Task requirements: Swap "caret-icon" for "dropdown-arrow" in the rows that open with the line containing "Segment this screenshot: for" and close with the line containing "pdf-file-icon: PDF bbox=[514, 375, 540, 407]", then give those rows again with nothing else changed and the pictures left out.

Given data:
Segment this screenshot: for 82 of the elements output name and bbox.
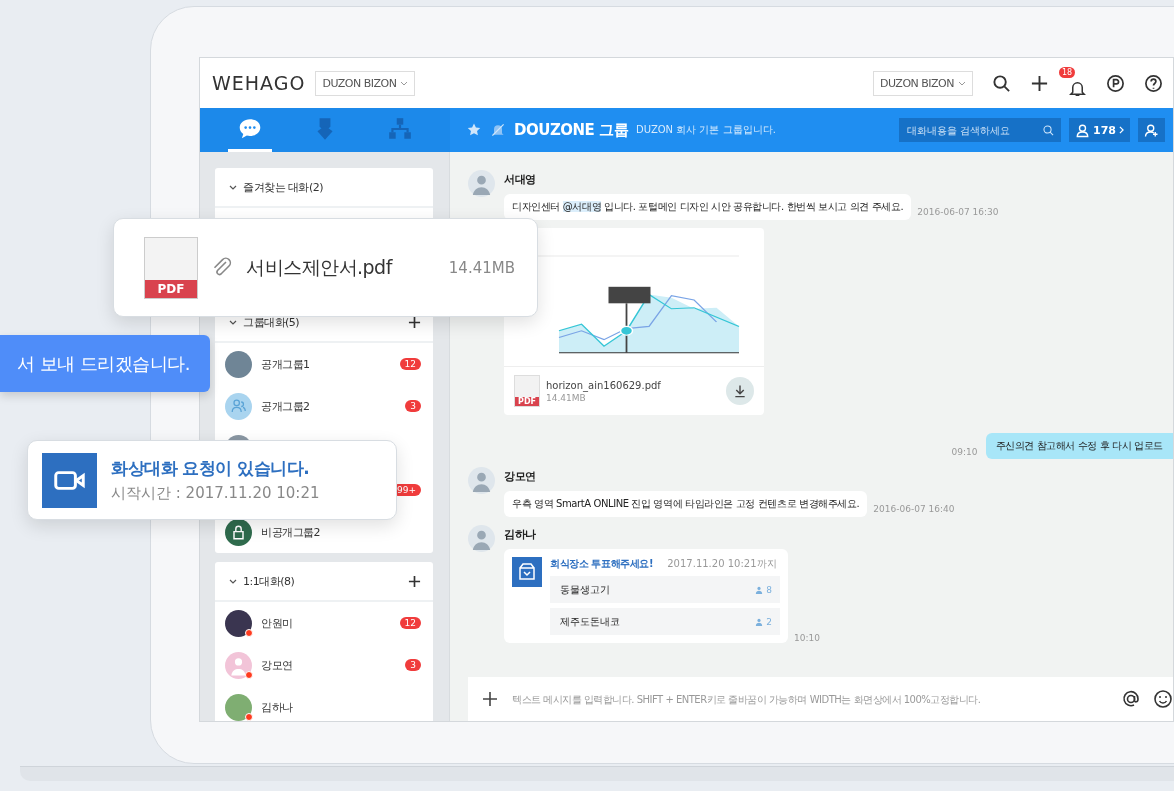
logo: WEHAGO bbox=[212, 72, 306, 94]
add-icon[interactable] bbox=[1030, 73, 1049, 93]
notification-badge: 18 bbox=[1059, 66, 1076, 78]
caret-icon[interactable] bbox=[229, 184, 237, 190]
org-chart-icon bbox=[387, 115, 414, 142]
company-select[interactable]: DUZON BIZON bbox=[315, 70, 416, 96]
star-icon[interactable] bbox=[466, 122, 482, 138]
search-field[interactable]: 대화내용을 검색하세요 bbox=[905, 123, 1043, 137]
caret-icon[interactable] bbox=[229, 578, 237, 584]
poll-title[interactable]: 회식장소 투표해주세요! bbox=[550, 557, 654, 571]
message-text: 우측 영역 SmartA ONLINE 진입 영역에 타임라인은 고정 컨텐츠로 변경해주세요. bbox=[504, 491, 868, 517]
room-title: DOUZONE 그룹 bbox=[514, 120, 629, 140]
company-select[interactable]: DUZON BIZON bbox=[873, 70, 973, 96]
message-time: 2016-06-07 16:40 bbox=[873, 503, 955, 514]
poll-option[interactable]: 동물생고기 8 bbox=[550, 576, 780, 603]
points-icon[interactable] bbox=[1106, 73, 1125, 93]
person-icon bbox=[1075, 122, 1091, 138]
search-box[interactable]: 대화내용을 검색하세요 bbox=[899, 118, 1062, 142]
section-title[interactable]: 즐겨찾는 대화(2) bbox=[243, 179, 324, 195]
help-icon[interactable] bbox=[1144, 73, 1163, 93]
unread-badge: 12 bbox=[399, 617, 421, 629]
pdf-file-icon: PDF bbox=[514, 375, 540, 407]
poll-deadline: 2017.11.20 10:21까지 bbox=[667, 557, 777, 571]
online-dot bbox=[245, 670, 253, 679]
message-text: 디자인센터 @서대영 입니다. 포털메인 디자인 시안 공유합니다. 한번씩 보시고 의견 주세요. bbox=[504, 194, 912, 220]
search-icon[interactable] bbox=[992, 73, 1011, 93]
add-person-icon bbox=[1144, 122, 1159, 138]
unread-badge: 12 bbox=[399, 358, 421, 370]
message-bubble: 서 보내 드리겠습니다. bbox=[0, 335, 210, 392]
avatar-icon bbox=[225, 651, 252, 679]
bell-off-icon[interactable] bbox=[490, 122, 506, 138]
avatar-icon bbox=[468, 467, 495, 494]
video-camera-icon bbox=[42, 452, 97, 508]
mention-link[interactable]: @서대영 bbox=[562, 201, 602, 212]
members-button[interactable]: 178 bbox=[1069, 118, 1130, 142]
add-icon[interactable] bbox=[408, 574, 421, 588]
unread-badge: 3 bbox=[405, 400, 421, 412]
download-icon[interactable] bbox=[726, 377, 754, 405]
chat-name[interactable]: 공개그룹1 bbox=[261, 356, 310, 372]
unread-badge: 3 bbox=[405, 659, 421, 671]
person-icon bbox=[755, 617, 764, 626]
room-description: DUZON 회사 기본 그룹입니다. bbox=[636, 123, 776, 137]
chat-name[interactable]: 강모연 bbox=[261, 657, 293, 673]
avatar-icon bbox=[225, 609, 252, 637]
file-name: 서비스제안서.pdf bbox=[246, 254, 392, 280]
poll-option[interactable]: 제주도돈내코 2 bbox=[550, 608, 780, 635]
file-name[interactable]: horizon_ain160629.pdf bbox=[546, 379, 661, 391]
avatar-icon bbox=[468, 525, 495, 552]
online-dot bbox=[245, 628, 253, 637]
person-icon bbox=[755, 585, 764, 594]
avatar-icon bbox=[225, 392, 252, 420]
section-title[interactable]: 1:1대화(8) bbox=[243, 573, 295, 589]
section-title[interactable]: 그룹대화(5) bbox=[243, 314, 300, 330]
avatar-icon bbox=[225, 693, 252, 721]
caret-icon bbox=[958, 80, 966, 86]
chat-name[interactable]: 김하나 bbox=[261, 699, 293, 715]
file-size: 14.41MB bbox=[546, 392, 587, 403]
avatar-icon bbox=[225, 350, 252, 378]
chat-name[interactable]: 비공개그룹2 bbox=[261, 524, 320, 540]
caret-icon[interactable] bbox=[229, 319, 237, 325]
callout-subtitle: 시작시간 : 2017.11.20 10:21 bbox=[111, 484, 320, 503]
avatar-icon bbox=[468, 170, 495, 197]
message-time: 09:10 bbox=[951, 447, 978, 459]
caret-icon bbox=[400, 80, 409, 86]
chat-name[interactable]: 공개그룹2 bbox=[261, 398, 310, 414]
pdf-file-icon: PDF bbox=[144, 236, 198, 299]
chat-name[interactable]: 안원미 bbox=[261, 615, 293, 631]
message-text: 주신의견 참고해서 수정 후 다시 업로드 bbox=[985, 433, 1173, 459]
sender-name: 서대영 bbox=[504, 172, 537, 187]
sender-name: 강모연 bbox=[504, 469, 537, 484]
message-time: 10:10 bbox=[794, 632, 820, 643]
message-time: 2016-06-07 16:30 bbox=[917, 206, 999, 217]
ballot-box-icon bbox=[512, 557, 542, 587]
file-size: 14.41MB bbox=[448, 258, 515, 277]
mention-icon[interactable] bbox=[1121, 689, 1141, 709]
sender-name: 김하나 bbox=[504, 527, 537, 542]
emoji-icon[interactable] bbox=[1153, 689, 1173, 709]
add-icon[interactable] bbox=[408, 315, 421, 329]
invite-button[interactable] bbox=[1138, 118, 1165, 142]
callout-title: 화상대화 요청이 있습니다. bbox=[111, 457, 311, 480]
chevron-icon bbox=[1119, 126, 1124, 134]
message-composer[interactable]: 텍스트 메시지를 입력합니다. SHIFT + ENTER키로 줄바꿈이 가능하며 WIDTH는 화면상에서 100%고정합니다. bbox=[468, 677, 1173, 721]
==
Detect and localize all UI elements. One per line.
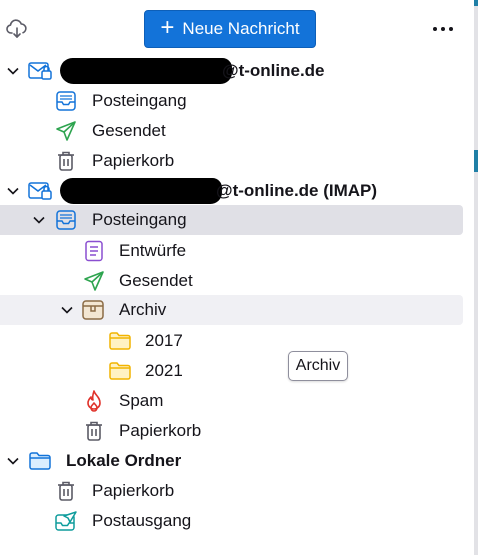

Task result:
Segment this screenshot: for 82 of the elements output name and bbox.
logo: WEHAGO bbox=[212, 72, 306, 94]
add-icon[interactable] bbox=[1030, 73, 1049, 93]
notification-badge: 18 bbox=[1059, 66, 1076, 78]
dropdown-arrow[interactable] bbox=[229, 184, 237, 190]
org-chart-icon bbox=[387, 115, 414, 142]
company-select[interactable]: DUZON BIZON bbox=[315, 70, 416, 96]
star-icon[interactable] bbox=[466, 122, 482, 138]
search-field[interactable]: 대화내용을 검색하세요 bbox=[905, 123, 1043, 137]
dropdown-arrow[interactable] bbox=[229, 578, 237, 584]
poll-title[interactable]: 회식장소 투표해주세요! bbox=[550, 557, 654, 571]
message-text: 우측 영역 SmartA ONLINE 진입 영역에 타임라인은 고정 컨텐츠로 변경해주세요. bbox=[504, 491, 868, 517]
room-title: DOUZONE 그룹 bbox=[514, 120, 629, 140]
company-select[interactable]: DUZON BIZON bbox=[873, 70, 973, 96]
message-time: 2016-06-07 16:40 bbox=[873, 503, 955, 514]
poll-option[interactable]: 동물생고기 8 bbox=[550, 576, 780, 603]
points-icon[interactable] bbox=[1106, 73, 1125, 93]
person-icon bbox=[1075, 122, 1091, 138]
search-box[interactable]: 대화내용을 검색하세요 bbox=[899, 118, 1062, 142]
section-title[interactable]: 즐겨찾는 대화(2) bbox=[243, 179, 324, 195]
help-icon[interactable] bbox=[1144, 73, 1163, 93]
unread-badge: 12 bbox=[399, 617, 421, 629]
pdf-file-icon: PDF bbox=[514, 375, 540, 407]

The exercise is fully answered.